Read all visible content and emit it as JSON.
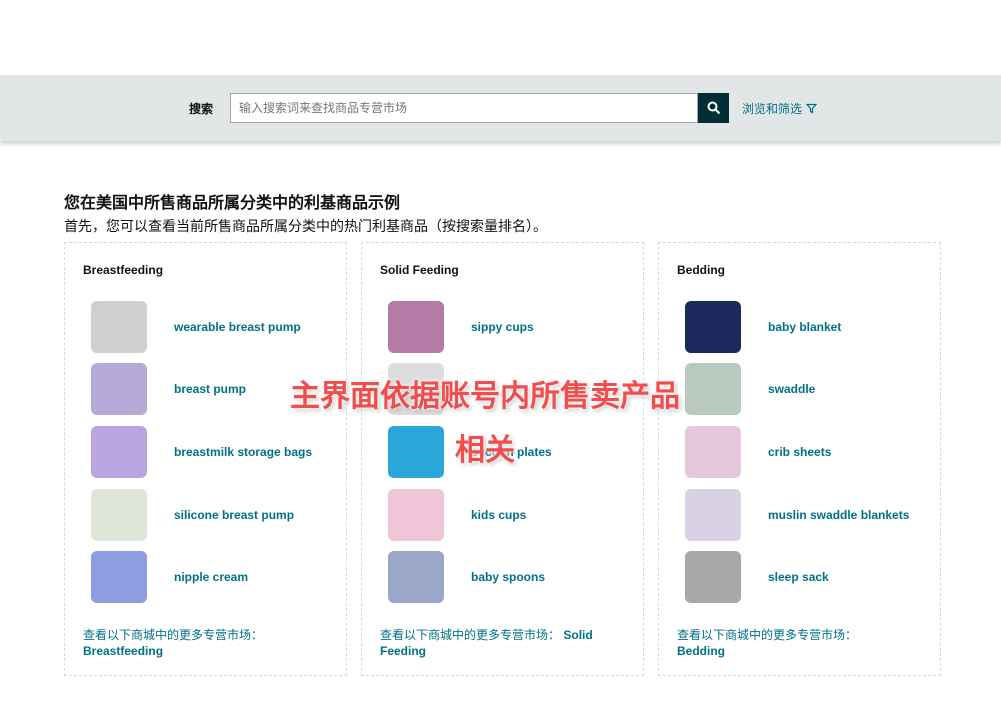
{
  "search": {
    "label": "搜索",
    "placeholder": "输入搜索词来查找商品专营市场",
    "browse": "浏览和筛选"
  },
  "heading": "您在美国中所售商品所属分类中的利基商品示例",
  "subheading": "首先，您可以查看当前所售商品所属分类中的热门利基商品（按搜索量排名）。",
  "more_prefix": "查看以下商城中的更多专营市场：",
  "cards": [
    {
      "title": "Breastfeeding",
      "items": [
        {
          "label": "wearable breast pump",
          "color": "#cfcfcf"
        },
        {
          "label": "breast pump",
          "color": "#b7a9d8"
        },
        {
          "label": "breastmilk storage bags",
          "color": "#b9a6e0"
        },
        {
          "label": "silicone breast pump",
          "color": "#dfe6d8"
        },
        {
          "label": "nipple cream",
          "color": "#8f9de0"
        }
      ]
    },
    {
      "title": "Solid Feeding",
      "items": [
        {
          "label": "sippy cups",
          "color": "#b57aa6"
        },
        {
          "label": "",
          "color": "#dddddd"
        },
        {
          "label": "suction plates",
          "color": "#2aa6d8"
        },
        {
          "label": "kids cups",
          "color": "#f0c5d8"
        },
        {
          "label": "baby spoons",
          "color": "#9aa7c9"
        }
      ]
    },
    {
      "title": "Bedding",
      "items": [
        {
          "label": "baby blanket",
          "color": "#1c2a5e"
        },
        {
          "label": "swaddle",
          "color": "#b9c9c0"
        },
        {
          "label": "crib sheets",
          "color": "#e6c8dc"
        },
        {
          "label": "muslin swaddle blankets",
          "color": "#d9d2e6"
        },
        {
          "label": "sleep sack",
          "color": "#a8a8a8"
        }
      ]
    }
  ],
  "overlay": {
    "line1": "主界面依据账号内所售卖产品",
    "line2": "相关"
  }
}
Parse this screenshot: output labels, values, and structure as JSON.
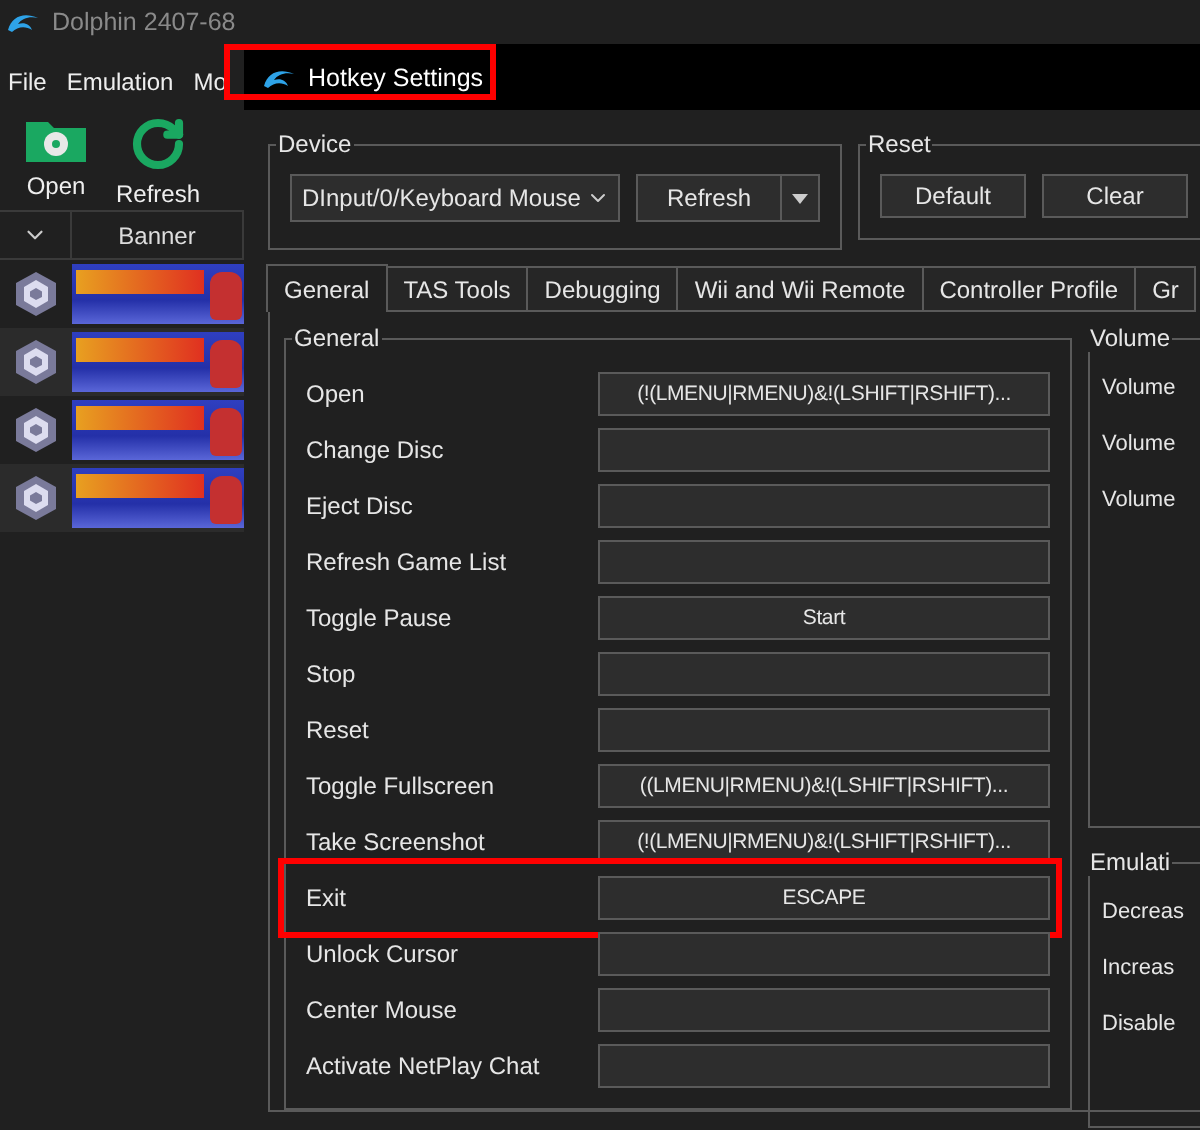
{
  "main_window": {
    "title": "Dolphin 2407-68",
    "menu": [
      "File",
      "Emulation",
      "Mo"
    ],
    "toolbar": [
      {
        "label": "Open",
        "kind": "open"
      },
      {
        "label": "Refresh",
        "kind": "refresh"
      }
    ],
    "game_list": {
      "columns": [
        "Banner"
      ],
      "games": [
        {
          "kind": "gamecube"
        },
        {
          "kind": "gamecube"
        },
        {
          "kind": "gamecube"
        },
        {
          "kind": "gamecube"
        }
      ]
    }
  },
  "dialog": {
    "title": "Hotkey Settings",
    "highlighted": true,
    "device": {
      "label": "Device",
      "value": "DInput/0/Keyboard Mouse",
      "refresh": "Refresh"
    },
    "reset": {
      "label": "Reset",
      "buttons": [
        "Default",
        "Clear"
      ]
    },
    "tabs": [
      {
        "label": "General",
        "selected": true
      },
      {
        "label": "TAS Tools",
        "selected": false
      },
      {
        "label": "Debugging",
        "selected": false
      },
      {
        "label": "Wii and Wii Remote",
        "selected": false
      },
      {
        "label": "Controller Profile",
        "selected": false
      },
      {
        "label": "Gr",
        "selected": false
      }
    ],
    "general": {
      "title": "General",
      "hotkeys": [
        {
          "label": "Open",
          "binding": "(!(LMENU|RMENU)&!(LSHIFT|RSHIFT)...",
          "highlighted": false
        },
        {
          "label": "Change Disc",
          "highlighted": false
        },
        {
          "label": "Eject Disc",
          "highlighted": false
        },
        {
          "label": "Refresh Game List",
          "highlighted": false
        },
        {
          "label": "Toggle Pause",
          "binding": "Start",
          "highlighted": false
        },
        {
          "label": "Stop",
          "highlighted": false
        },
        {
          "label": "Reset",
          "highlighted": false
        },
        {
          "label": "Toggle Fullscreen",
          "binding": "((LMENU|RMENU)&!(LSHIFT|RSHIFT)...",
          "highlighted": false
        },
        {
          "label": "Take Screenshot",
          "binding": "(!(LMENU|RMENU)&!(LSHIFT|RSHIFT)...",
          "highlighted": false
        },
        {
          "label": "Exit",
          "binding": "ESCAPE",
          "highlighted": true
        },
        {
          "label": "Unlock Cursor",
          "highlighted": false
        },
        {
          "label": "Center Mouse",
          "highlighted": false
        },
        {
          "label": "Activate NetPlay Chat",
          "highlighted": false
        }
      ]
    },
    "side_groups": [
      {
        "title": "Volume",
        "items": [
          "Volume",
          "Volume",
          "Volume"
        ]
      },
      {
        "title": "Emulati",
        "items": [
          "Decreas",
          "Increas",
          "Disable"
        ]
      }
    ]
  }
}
--
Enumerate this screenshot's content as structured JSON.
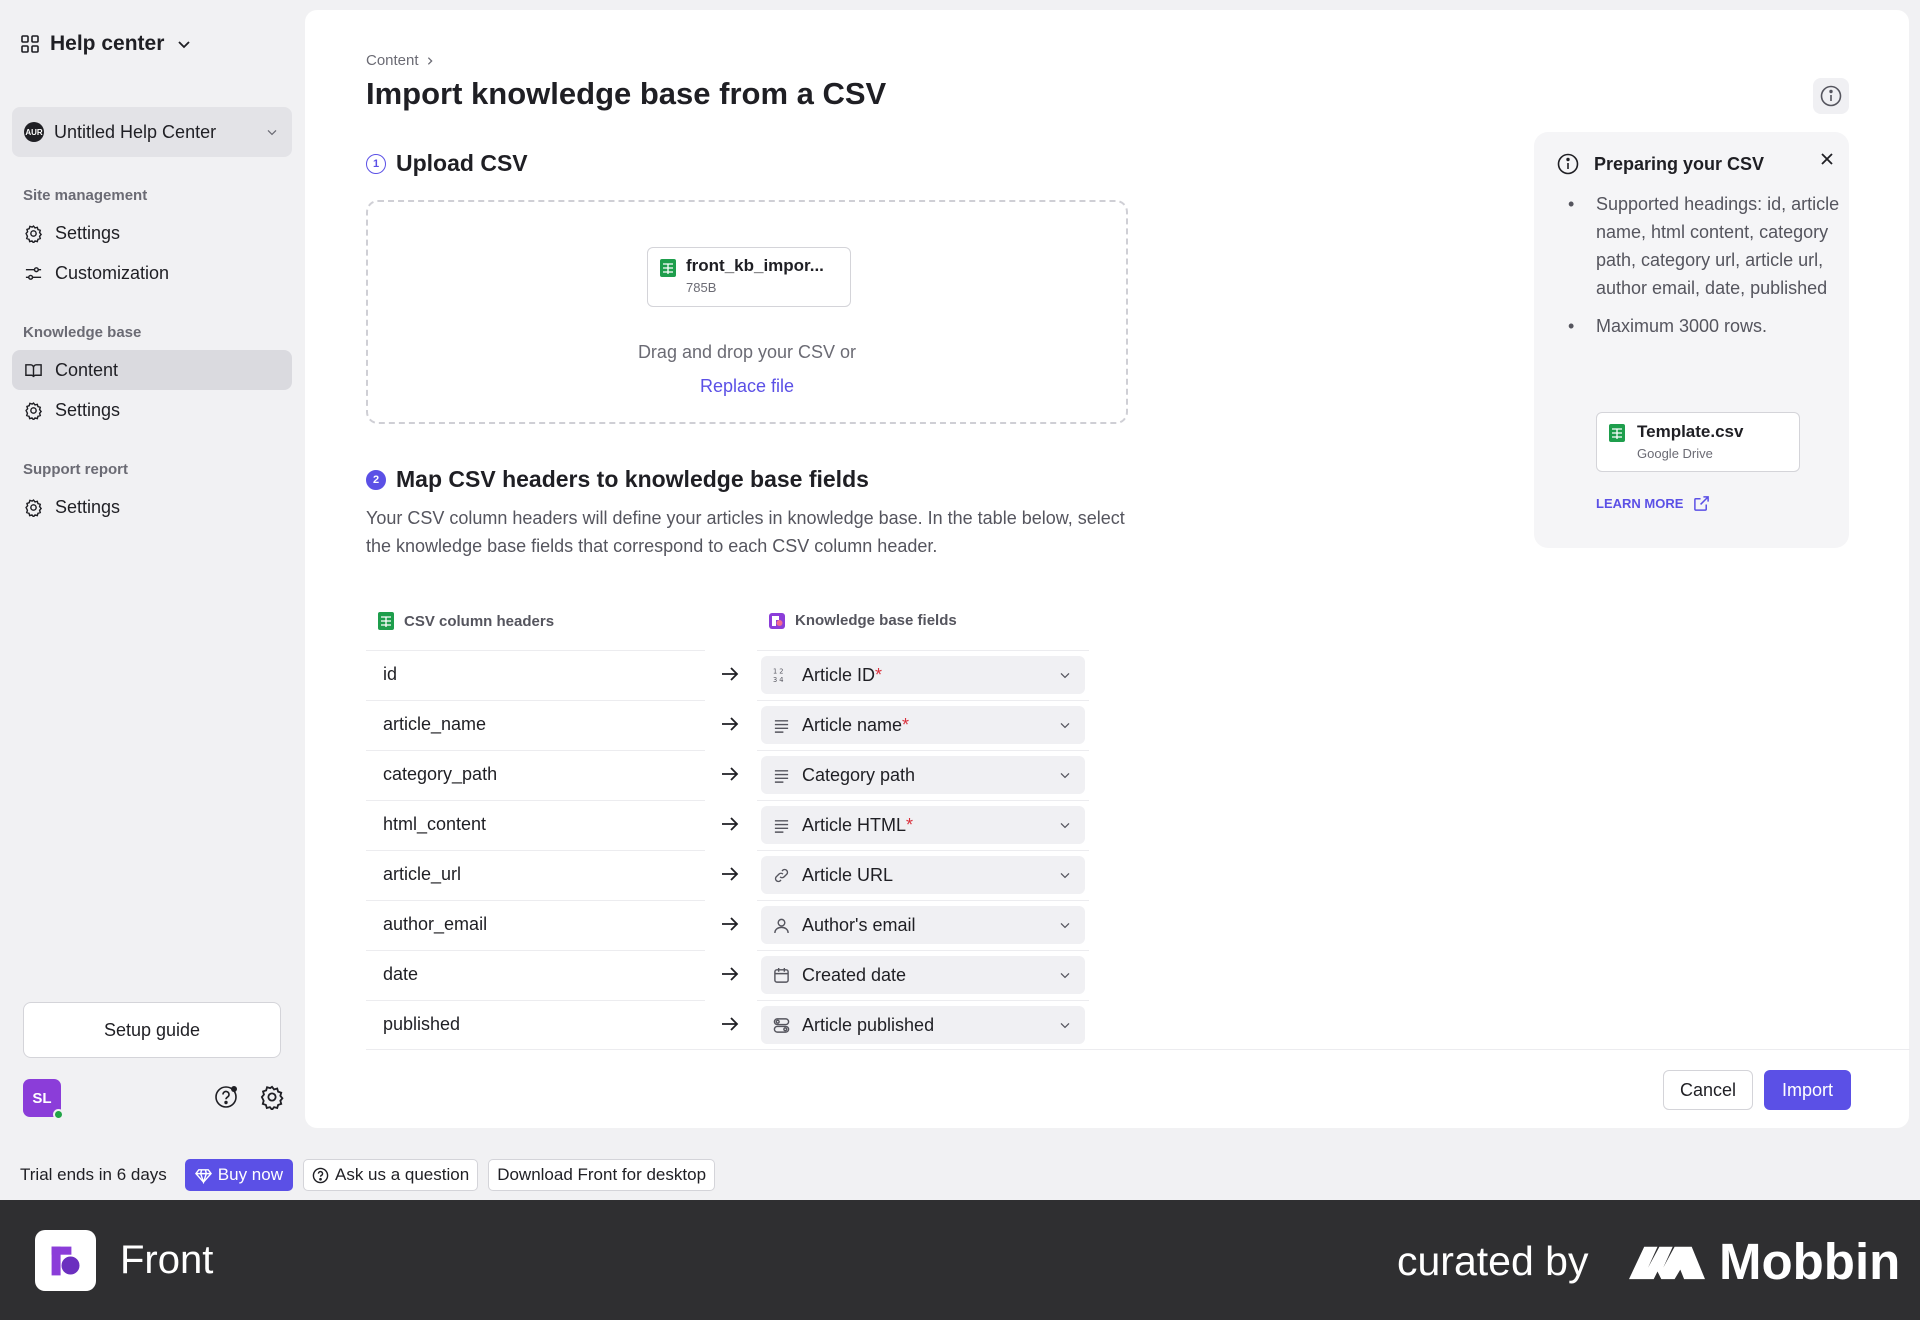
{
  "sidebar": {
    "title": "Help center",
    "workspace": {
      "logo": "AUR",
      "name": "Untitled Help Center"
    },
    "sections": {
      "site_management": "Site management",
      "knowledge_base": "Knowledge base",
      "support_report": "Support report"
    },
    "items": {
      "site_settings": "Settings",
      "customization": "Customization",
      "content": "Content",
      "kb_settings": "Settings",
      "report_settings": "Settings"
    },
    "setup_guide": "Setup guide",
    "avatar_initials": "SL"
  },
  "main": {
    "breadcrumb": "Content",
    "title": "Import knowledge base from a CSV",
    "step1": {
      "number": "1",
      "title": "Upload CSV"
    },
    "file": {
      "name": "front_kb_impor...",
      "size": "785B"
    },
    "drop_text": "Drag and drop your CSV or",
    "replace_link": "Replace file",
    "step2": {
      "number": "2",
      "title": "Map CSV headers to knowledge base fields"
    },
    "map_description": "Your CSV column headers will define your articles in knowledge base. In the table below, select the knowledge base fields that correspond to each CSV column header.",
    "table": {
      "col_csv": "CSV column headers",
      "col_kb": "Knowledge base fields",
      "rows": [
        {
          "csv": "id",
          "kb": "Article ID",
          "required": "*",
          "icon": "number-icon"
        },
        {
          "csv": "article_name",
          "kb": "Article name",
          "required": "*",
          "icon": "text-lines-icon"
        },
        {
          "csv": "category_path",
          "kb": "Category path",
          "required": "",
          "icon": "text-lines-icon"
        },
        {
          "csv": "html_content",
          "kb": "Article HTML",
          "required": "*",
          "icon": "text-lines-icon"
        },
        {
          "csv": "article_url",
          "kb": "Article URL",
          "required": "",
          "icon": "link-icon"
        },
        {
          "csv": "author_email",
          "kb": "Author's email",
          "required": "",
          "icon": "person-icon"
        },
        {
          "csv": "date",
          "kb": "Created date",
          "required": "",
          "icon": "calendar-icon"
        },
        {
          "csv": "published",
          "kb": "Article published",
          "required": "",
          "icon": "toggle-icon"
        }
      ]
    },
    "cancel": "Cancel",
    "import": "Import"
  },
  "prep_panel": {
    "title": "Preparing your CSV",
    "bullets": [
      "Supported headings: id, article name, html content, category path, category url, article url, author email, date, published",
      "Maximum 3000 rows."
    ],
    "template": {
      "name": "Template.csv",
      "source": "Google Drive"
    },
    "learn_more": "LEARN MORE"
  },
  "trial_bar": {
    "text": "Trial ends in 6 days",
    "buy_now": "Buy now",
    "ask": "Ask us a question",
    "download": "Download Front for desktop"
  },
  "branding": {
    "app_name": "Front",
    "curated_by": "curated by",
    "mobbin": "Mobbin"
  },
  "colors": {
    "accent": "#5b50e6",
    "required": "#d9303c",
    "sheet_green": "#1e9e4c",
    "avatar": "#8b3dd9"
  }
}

The exercise:
Select the lines in this material that hold the word "Import", leaving none out.

Response:
    "title": "Import knowledge base from a CSV",
    "import": "Import"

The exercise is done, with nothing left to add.